## Short exercise
Say the number of lines containing the string "circle", and say nothing else.

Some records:
+++

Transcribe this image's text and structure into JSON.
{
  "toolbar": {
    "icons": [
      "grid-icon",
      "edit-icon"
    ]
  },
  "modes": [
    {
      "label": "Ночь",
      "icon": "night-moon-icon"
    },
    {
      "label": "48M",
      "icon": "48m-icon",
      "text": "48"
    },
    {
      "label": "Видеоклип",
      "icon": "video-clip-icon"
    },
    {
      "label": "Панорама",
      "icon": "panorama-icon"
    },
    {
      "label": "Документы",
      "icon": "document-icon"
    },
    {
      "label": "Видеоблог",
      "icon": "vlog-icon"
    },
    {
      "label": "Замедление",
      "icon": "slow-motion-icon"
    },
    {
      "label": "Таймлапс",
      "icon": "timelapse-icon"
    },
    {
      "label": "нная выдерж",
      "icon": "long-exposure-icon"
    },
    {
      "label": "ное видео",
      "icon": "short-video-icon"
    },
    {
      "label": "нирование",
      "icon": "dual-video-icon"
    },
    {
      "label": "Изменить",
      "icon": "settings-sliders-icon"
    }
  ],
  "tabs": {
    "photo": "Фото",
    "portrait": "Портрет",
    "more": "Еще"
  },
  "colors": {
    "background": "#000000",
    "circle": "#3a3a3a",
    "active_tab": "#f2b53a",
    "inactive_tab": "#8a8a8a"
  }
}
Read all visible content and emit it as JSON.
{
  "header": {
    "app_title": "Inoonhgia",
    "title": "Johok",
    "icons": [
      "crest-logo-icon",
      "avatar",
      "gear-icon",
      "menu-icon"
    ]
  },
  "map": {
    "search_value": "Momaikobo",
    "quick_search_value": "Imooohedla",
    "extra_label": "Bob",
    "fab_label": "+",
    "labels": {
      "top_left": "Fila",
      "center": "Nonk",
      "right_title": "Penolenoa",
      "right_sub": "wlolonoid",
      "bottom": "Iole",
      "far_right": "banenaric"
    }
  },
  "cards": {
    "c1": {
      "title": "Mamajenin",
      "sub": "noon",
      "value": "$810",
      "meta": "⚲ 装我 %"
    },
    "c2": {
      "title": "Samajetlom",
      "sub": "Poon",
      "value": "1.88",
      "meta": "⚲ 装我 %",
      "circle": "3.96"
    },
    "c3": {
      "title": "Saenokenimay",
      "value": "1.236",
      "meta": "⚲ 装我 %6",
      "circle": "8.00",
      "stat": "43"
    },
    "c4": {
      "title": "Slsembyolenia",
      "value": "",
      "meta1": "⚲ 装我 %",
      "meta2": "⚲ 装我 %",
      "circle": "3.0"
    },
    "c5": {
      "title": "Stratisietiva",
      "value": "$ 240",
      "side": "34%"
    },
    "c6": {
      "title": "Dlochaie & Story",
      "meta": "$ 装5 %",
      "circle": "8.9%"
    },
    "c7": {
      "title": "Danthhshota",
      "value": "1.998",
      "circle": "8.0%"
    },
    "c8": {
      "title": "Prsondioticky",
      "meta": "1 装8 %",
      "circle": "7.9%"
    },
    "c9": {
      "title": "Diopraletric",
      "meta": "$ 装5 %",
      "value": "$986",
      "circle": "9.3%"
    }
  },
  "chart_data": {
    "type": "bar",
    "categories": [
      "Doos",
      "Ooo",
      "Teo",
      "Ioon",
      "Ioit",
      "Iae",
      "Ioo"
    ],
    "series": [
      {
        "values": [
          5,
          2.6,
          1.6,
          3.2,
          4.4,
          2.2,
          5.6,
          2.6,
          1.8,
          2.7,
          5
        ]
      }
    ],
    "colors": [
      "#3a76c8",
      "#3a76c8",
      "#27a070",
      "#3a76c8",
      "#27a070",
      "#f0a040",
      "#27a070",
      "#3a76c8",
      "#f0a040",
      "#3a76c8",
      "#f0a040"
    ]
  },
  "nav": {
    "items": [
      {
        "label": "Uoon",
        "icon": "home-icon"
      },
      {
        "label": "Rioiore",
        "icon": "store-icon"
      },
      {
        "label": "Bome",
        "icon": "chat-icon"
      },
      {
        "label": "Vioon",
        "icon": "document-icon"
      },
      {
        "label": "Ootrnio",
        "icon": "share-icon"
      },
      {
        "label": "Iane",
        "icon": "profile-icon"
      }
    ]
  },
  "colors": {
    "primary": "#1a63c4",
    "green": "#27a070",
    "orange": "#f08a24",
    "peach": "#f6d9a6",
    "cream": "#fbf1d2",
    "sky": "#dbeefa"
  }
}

+++

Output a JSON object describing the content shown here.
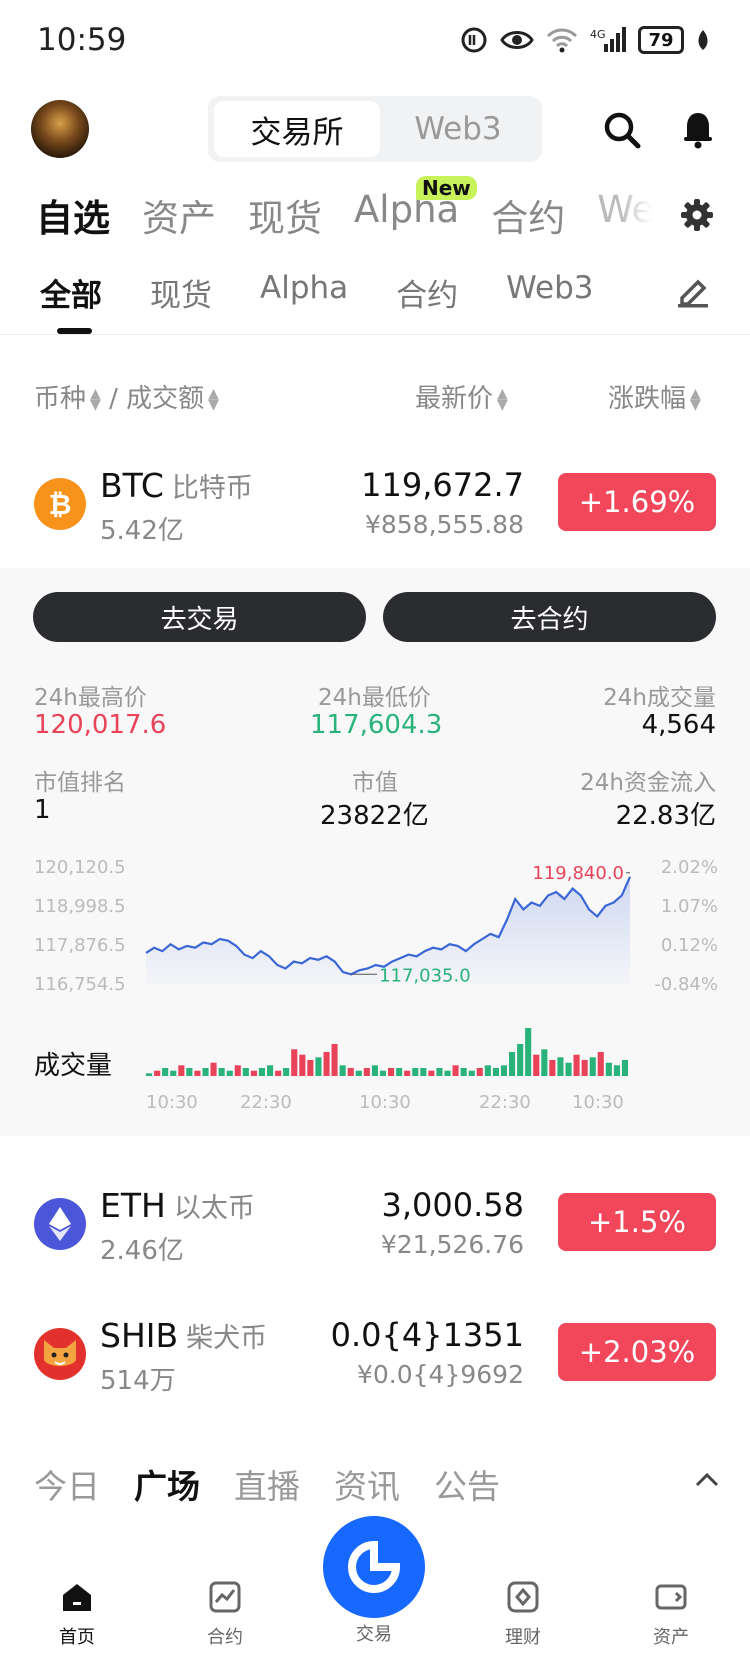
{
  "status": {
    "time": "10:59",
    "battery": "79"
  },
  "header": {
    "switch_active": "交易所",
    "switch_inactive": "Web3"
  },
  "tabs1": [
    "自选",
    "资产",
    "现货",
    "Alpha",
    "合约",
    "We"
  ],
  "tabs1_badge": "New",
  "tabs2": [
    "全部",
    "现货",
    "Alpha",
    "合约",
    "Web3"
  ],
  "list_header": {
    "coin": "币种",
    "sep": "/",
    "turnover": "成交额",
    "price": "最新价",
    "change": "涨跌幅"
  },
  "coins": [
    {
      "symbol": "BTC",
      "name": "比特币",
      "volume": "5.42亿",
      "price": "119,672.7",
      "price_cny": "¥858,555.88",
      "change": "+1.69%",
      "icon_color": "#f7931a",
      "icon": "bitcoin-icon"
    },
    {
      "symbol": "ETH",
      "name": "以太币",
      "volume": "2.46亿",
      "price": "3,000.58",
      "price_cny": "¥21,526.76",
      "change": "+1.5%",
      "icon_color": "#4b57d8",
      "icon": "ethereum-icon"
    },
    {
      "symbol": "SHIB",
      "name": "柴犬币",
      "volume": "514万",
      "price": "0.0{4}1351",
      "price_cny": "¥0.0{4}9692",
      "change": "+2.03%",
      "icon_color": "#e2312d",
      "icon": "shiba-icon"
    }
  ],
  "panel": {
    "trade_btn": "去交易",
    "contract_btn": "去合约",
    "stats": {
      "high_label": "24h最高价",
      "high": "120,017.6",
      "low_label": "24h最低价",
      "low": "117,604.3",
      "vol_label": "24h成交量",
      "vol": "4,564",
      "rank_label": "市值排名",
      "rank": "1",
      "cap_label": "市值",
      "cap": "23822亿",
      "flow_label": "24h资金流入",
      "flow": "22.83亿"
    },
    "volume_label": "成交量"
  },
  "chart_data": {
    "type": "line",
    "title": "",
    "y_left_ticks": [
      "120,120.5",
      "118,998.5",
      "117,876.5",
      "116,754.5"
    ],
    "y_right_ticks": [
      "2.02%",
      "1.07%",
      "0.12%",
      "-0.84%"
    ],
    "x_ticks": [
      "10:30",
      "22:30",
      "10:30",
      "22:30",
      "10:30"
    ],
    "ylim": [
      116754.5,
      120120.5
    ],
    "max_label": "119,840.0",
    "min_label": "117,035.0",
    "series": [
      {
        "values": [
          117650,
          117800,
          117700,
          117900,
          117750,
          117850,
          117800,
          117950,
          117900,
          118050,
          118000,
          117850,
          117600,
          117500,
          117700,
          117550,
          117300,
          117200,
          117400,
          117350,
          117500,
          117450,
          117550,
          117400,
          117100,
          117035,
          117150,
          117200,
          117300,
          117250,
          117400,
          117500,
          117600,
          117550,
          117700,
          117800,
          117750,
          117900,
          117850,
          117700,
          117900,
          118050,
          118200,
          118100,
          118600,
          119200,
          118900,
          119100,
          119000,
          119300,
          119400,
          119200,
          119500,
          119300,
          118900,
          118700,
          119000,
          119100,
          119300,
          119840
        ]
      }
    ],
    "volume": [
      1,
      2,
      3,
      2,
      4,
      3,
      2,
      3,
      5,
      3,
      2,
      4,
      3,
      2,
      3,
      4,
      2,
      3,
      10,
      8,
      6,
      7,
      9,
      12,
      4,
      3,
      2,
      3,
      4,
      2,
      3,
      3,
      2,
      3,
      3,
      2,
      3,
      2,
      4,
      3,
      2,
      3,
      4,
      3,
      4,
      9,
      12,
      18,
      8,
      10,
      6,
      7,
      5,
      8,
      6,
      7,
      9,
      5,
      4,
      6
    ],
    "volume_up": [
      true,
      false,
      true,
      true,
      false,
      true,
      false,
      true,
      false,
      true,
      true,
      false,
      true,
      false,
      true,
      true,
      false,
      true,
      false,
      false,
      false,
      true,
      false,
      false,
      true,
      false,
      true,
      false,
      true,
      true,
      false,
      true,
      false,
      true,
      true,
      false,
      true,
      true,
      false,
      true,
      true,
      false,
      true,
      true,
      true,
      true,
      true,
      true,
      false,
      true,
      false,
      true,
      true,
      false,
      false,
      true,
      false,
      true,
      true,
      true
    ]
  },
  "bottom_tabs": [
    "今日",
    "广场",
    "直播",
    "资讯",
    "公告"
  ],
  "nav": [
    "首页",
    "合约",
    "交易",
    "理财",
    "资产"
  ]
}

+++

## Written response
8